Start AVAILABLE DATA

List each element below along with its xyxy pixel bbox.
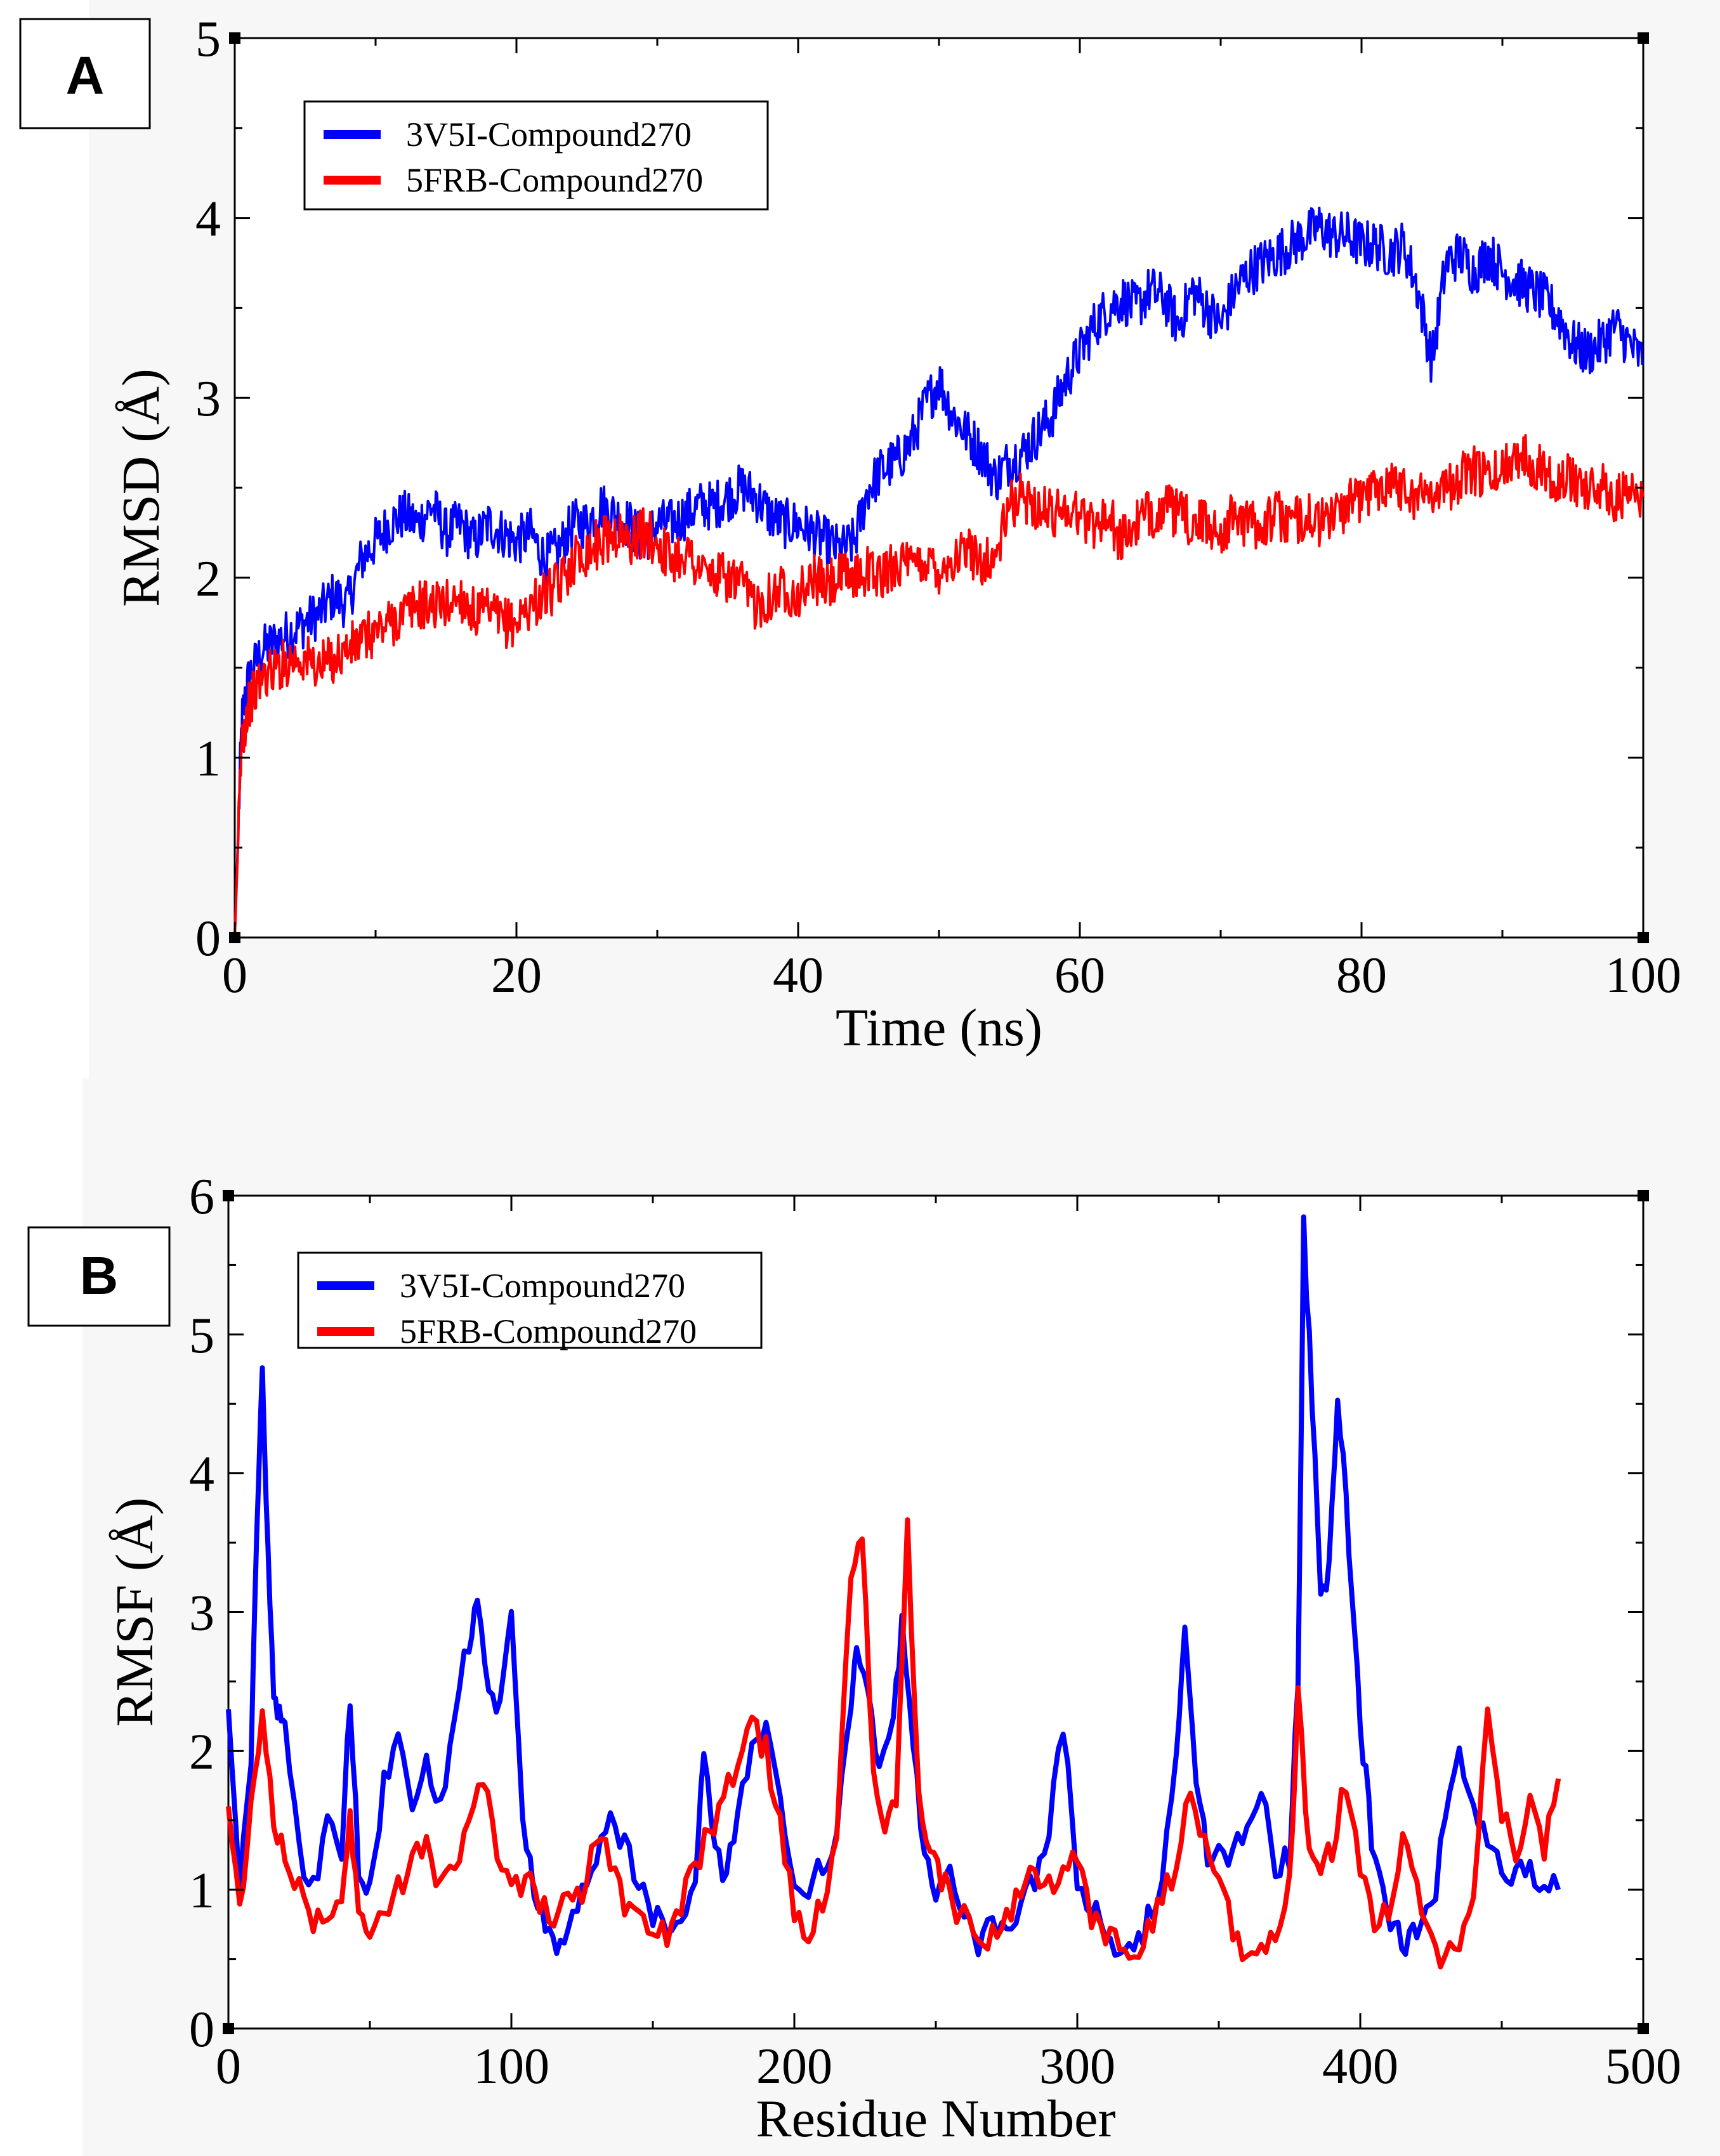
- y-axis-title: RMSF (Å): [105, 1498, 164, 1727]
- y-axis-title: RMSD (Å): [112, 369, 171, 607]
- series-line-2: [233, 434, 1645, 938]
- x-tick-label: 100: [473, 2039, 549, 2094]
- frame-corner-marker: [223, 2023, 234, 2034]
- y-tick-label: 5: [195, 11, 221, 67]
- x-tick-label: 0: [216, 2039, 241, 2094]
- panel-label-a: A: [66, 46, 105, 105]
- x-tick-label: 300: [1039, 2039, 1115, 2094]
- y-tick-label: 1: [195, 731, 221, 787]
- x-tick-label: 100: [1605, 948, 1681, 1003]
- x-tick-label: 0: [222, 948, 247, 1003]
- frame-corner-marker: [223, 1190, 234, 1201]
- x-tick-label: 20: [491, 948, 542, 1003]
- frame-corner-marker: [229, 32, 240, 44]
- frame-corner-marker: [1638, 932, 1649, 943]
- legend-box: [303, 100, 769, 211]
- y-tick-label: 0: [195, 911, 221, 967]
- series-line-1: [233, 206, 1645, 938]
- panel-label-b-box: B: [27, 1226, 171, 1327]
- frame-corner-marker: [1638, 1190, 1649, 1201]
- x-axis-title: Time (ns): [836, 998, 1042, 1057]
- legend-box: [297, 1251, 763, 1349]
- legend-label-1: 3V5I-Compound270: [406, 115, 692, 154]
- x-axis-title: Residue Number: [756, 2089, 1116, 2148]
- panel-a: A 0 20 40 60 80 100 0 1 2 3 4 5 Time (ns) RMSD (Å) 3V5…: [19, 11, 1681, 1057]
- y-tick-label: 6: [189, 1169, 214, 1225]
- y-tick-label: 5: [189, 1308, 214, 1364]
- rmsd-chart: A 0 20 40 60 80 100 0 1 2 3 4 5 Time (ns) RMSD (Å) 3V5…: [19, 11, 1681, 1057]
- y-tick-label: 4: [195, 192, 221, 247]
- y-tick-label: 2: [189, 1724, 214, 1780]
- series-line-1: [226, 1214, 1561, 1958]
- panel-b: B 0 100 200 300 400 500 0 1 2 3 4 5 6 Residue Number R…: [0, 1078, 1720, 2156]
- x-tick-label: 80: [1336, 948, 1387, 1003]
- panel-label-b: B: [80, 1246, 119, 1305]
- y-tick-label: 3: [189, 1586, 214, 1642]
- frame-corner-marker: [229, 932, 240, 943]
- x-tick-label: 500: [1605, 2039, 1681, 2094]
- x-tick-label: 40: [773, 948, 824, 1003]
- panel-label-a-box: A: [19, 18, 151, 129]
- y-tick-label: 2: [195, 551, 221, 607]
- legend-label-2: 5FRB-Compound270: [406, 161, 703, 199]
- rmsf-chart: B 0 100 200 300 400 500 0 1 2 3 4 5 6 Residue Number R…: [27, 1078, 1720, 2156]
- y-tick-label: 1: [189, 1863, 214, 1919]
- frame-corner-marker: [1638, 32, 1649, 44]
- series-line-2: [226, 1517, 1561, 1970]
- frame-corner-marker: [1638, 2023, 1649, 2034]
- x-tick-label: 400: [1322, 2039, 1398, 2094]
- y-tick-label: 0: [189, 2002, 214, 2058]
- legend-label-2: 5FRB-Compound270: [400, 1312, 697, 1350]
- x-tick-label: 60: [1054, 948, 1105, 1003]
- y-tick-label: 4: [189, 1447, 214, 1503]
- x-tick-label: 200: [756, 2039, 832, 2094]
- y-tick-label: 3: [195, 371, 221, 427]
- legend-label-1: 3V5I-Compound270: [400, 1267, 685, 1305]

End AVAILABLE DATA

**PROMPT**
Show every line of the listing above that contains the string "Number", treating uppercase and lowercase as different.

**REPLY**
- x-axis-title: Residue Number: [756, 2089, 1116, 2148]
- panel-b: B 0 100 200 300 400 500 0 1 2 3 4 5 6 Residue Number R…: [0, 1078, 1720, 2156]
- rmsf-chart: B 0 100 200 300 400 500 0 1 2 3 4 5 6 Residue Number R…: [27, 1078, 1720, 2156]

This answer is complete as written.